*REQUEST*
Collect all the lines that mention the word "поэтому".

*DATASET*
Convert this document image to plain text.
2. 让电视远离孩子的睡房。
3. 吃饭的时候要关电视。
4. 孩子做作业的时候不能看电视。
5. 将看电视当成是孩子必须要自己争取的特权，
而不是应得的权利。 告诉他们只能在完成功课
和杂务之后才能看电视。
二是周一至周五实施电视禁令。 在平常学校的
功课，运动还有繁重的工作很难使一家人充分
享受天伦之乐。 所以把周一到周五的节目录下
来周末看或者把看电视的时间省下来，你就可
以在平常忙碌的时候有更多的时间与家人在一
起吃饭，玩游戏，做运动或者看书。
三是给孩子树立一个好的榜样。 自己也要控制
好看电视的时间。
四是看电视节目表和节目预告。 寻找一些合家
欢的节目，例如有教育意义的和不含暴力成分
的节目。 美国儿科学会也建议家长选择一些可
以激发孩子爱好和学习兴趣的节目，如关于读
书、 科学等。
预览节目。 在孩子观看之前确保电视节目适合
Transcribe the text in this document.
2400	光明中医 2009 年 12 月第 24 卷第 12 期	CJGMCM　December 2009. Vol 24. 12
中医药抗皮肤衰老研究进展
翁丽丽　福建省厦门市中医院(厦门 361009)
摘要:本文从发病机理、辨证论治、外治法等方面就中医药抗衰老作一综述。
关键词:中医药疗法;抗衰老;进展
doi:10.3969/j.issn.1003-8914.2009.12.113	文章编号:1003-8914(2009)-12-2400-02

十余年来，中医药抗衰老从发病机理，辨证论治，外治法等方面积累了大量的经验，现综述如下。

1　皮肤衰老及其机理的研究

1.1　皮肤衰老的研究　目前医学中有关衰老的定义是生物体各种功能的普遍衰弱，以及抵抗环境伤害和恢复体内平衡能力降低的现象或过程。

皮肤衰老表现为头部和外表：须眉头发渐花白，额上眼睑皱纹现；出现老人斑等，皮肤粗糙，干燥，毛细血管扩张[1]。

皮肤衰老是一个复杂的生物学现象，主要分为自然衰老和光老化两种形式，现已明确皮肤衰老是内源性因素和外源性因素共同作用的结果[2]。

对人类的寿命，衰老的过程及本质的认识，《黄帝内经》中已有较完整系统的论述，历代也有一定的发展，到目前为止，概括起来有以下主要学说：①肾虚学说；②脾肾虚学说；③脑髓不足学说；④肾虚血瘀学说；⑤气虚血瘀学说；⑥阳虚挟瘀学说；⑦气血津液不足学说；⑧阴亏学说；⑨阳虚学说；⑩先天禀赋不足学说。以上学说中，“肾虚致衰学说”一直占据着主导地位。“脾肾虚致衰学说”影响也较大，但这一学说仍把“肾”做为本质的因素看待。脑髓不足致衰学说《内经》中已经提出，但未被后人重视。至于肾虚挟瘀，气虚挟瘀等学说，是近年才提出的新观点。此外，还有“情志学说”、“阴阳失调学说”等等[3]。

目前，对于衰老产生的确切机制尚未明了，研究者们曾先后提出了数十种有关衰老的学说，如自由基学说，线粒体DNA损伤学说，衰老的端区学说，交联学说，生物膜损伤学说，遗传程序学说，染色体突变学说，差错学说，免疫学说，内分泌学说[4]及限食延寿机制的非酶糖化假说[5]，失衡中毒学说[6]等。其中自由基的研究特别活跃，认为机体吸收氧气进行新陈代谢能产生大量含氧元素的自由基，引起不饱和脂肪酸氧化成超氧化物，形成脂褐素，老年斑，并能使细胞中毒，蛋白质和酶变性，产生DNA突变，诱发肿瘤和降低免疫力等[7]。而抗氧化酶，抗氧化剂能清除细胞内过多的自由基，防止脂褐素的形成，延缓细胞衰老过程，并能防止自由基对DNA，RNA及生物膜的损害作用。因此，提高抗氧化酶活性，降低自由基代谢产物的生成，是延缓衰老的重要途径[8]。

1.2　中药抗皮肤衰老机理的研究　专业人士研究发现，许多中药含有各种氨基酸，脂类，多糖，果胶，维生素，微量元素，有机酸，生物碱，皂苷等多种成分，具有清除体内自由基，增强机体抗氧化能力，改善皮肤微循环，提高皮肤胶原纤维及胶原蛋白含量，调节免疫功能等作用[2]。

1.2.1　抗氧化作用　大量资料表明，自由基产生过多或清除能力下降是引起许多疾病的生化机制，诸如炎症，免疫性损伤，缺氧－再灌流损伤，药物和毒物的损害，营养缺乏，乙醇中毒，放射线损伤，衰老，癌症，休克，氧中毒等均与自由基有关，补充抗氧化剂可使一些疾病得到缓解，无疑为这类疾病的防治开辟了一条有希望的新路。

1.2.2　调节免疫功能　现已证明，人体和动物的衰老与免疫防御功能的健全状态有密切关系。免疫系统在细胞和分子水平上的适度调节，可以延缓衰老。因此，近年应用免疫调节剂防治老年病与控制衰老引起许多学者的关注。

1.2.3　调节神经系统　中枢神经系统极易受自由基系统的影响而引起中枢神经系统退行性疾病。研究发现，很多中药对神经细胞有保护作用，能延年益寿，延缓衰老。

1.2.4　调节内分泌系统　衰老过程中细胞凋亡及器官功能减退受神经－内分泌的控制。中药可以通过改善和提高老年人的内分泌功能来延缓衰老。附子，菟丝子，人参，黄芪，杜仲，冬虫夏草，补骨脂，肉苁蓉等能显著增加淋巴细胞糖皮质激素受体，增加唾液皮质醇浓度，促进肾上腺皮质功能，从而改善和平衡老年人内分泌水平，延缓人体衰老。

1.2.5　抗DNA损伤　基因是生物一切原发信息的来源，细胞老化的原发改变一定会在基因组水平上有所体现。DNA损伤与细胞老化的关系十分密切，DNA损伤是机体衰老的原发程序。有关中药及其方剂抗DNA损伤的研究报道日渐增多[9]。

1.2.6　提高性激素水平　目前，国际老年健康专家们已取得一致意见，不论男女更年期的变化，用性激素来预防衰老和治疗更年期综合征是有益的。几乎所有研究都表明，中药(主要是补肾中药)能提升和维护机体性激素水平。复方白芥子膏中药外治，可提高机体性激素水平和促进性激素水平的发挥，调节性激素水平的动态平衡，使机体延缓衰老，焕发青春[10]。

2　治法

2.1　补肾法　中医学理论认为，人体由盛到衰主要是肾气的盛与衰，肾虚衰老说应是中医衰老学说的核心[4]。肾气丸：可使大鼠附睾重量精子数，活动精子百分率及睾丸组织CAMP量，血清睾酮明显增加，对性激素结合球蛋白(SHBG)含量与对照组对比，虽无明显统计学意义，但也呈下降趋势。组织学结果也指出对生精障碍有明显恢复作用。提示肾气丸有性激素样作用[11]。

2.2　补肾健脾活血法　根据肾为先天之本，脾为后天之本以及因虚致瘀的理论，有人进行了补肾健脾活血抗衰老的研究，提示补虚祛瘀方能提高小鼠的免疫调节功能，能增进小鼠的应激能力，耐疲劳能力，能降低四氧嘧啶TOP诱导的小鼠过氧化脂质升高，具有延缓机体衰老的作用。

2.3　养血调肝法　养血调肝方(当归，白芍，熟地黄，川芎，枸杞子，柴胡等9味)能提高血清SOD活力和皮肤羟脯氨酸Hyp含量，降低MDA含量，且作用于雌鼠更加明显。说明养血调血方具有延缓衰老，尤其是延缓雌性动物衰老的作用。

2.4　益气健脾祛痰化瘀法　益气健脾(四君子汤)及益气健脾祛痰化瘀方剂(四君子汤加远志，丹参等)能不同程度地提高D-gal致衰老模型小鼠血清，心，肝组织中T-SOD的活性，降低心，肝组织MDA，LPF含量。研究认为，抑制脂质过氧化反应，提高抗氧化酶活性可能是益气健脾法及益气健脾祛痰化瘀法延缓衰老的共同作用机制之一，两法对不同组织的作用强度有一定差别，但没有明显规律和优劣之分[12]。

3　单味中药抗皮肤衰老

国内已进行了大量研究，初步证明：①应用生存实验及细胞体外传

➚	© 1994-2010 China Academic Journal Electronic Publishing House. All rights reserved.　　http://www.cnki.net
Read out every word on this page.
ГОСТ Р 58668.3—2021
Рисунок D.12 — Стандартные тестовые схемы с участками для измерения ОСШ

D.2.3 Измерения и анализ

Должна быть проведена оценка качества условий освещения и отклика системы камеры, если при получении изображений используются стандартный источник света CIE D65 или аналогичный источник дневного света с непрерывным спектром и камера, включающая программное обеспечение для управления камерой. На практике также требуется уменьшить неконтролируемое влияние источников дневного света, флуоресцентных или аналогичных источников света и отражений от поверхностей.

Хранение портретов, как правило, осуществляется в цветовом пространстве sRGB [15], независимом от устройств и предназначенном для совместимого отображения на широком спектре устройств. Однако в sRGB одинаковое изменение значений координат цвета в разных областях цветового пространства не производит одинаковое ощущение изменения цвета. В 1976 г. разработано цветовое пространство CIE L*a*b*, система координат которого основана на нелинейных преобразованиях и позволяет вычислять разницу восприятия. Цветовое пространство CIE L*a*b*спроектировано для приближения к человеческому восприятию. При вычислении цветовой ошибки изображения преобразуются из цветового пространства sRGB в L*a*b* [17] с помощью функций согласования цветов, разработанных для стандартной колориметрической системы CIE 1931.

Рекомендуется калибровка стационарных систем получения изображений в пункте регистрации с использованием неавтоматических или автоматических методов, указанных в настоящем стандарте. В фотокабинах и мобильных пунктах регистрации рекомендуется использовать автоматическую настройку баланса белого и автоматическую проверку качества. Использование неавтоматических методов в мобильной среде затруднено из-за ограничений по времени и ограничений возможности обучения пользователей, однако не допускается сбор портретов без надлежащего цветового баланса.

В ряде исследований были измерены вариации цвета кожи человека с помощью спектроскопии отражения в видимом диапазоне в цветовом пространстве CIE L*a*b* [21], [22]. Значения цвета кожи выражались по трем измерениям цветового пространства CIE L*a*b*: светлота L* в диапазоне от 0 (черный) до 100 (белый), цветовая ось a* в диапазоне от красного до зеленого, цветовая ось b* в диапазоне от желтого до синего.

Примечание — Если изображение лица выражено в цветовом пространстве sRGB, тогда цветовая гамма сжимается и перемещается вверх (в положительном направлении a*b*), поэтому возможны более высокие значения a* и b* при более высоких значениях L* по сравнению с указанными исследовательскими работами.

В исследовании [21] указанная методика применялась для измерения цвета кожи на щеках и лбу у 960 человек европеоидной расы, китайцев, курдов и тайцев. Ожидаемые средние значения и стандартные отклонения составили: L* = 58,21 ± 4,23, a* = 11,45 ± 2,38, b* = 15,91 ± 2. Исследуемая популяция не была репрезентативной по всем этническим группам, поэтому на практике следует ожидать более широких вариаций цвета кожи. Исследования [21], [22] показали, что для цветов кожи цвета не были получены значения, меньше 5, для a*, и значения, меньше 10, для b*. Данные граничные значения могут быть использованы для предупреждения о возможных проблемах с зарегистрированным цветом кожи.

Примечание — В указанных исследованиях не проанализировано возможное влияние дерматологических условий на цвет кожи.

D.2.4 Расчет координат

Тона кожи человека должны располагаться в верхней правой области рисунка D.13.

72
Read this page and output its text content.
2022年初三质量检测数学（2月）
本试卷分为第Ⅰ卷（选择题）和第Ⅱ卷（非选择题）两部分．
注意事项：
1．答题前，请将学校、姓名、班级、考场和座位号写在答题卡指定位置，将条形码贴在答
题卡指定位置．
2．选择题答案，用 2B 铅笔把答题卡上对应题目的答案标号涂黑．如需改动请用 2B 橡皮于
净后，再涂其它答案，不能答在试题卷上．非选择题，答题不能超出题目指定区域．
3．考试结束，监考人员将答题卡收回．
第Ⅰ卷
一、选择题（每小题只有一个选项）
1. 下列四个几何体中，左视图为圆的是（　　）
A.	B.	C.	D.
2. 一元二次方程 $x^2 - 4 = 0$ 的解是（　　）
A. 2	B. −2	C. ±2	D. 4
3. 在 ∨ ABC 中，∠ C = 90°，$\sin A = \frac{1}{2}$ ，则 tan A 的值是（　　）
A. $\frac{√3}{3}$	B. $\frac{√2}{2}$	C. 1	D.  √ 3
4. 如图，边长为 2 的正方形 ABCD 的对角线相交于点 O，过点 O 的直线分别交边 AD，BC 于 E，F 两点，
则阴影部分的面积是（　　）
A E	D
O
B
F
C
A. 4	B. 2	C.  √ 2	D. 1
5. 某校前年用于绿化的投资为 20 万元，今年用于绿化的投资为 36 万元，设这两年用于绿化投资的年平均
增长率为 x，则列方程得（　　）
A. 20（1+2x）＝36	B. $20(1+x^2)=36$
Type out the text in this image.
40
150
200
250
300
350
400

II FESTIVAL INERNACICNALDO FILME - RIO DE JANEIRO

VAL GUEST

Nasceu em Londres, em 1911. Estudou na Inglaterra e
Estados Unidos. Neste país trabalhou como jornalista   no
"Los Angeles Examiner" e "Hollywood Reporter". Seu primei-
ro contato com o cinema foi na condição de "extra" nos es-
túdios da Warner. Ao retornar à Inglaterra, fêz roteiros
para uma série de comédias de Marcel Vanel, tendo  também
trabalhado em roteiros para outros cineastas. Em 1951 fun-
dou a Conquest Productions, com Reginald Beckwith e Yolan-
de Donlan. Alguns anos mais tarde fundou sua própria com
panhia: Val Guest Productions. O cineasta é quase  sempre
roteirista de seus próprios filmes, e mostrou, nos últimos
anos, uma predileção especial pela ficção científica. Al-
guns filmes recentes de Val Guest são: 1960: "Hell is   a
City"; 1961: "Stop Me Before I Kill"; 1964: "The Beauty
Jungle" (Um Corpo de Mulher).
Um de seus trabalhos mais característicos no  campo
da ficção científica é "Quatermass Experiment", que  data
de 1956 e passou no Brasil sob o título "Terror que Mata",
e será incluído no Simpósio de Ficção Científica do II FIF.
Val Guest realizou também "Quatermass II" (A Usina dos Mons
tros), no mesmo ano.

*WRITTEN SOLUTION*
Примечание — Если изображение лица выражено в цветовом пространстве sRGB, тогда цветовая гамма сжимается и перемещается вверх (в положительном направлении a*b*), поэтому возможны более высокие значения a* и b* при более высоких значениях L* по сравнению с указанными исследовательскими работами.
В исследовании [21] указанная методика применялась для измерения цвета кожи на щеках и лбу у 960 человек европеоидной расы, китайцев, курдов и тайцев. Ожидаемые средние значения и стандартные отклонения составили: L* = 58,21 ± 4,23, a* = 11,45 ± 2,38, b* = 15,91 ± 2. Исследуемая популяция не была репрезентативной по всем этническим группам, поэтому на практике следует ожидать более широких вариаций цвета кожи. Исследования [21], [22] показали, что для цветов кожи цвета не были получены значения, меньше 5, для a*, и значения, меньше 10, для b*. Данные граничные значения могут быть использованы для предупреждения о возможных проблемах с зарегистрированным цветом кожи.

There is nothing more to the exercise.